Task instructions = In the records below, copy every line from the one containing "company-name: SU EMPRESA (40, 49, 133, 61)" up to and including the one containing "394, 520, 434)", keeping each line unchanged.

Element and region listings:
----------------------------------------

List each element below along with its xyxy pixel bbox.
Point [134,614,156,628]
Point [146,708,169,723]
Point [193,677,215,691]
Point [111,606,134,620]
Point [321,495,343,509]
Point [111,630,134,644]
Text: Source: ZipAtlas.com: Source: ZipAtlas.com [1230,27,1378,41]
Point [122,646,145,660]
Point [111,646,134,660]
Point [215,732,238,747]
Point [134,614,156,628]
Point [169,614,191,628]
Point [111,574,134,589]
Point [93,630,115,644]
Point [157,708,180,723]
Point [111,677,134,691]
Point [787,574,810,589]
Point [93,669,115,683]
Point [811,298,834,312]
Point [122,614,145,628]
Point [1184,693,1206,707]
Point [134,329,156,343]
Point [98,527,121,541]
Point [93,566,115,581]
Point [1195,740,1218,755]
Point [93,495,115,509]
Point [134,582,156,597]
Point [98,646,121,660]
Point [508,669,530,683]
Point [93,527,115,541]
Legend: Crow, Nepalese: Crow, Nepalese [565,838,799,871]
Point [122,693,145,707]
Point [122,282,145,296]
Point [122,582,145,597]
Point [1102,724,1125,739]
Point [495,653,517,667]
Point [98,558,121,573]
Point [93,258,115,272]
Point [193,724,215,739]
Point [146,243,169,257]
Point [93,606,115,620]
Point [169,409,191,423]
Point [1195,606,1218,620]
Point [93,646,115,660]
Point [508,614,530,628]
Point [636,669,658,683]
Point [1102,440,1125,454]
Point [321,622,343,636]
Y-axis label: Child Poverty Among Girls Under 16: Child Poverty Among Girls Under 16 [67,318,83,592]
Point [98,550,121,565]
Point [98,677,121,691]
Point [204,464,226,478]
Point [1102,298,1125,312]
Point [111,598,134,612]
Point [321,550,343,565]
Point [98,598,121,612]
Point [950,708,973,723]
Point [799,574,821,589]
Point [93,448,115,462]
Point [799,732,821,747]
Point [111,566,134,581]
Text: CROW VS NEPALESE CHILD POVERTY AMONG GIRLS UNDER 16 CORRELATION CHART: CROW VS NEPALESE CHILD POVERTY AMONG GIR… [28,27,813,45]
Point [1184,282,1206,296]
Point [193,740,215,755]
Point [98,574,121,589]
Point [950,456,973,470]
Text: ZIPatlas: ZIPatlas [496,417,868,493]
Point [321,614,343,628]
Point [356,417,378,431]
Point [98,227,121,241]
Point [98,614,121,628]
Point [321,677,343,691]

----------------------------------------

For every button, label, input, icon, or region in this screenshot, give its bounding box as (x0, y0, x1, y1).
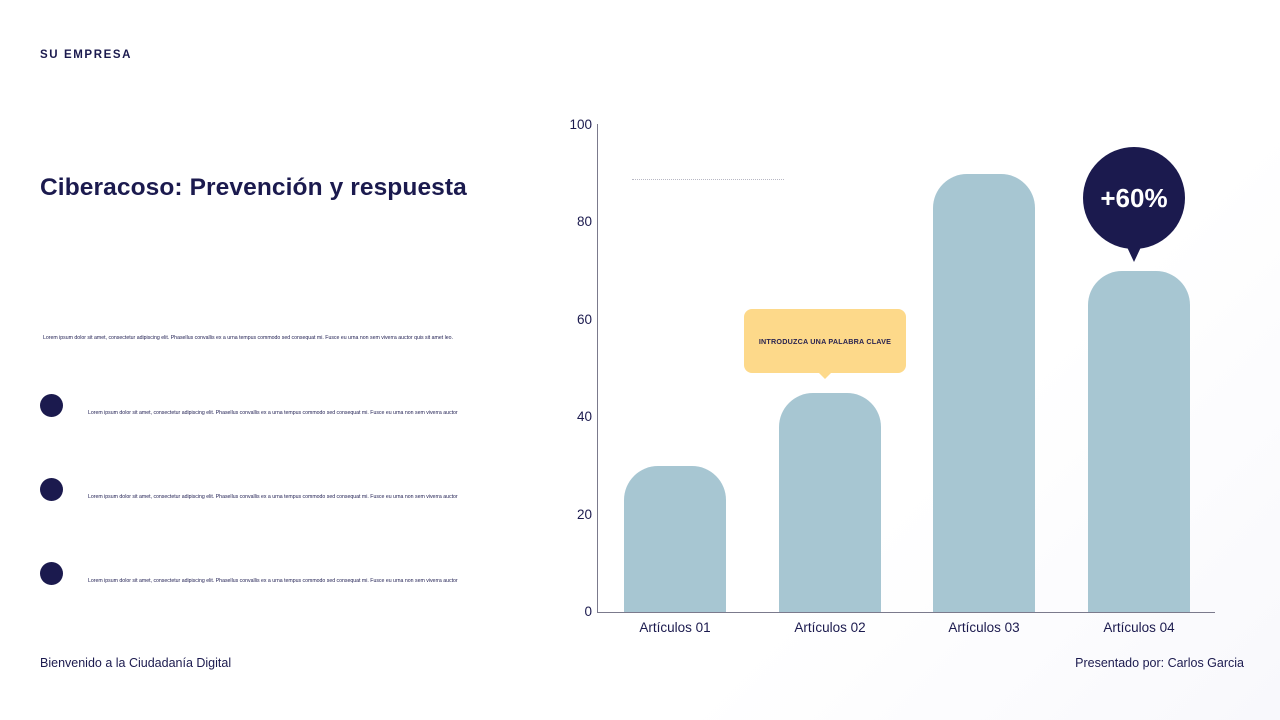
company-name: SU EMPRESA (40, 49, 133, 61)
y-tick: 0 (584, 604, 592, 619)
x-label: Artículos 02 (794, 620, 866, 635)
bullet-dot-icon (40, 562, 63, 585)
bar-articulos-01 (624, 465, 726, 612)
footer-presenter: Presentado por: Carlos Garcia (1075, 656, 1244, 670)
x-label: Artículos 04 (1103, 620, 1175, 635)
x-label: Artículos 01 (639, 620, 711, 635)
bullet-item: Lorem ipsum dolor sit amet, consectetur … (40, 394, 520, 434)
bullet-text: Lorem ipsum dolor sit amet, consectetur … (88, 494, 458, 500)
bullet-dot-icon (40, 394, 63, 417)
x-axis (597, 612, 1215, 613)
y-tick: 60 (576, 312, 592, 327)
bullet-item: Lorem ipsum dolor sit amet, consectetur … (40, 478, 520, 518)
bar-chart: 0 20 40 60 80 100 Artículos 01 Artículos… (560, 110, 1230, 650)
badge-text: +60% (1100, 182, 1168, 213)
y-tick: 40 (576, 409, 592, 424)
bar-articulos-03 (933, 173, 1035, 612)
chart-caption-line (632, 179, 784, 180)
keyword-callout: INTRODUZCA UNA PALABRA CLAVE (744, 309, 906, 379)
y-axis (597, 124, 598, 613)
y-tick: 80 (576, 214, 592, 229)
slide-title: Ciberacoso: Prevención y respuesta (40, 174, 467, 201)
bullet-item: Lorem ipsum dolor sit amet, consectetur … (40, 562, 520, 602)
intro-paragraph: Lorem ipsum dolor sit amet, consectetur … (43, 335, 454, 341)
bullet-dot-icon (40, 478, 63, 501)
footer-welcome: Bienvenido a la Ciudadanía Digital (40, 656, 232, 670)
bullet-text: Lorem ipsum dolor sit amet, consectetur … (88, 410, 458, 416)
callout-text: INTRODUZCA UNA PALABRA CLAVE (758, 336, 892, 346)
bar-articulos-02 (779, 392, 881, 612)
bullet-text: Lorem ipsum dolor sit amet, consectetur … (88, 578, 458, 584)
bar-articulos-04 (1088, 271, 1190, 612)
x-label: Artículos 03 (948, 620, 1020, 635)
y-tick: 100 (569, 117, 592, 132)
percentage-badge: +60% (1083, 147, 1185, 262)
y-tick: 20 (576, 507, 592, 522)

----------------------------------------

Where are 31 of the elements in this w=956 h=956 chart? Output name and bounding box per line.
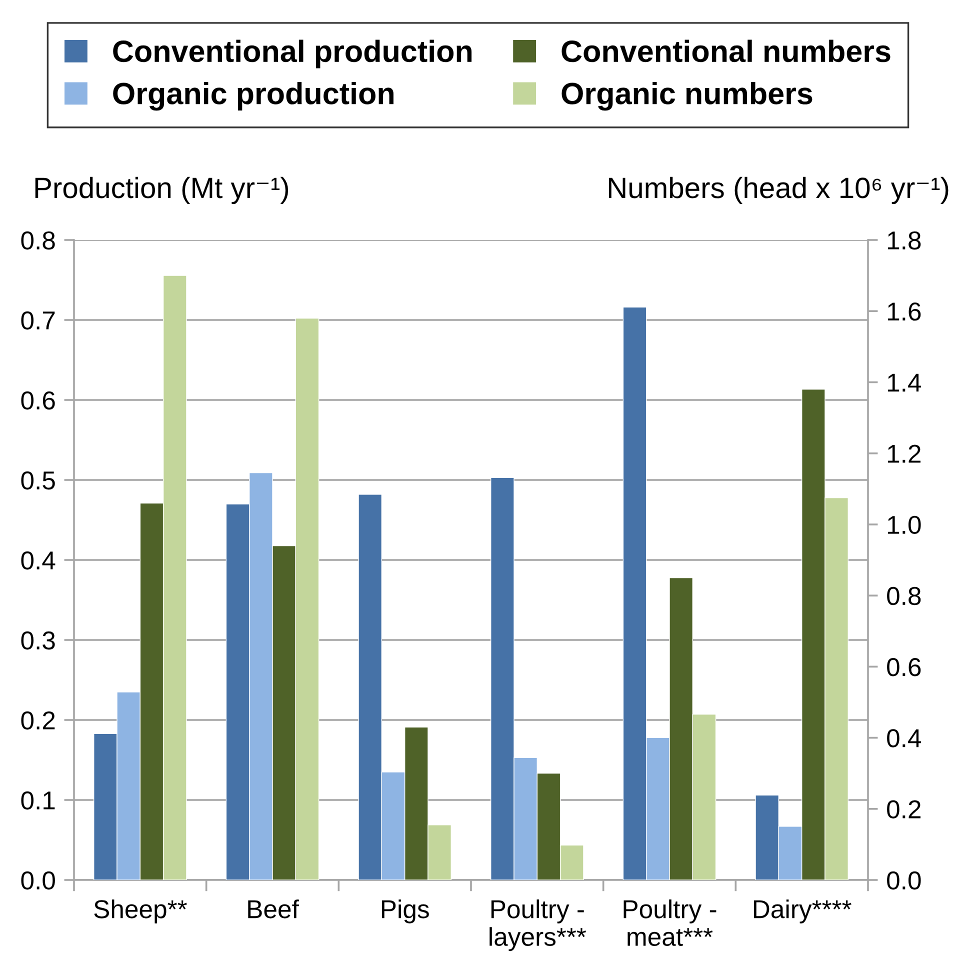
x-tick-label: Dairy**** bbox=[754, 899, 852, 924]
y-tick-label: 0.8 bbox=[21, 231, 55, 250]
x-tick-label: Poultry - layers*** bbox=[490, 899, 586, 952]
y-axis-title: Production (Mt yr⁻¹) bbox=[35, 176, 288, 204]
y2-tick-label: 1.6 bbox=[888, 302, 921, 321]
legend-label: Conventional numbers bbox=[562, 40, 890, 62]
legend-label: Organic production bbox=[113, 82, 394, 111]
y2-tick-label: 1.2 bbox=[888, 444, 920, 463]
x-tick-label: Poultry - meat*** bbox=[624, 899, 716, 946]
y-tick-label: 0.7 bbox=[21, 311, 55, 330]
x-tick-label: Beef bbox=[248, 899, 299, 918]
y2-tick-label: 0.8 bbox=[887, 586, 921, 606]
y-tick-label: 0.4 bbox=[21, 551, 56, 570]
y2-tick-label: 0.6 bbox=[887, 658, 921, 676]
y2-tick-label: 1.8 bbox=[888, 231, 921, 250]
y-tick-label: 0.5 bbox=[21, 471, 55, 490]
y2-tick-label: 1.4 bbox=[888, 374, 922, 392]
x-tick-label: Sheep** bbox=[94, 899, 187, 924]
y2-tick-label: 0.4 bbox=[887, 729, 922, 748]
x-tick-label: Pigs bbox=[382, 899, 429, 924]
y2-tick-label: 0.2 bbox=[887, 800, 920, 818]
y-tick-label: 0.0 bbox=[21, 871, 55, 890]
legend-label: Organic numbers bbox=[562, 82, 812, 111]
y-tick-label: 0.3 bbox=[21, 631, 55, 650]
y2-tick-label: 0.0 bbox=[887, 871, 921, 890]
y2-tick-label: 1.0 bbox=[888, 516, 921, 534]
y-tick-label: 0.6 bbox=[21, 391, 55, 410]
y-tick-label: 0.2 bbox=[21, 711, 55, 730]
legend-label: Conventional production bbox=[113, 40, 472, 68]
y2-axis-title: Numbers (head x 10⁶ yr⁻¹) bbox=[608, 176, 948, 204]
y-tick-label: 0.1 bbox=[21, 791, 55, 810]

----------------------------------------

Answer for the task =
company-name: SU EMPRESA (40, 49, 133, 61)
y-tick: 0 (584, 604, 592, 619)
x-label: Artículos 02 (794, 620, 866, 635)
bullet-dot-icon (40, 562, 63, 585)
bar-articulos-01 (624, 465, 726, 612)
footer-presenter: Presentado por: Carlos Garcia (1075, 656, 1244, 670)
x-label: Artículos 04 (1103, 620, 1175, 635)
x-label: Artículos 01 (639, 620, 711, 635)
bullet-item: Lorem ipsum dolor sit amet, consectetur … (40, 394, 520, 434)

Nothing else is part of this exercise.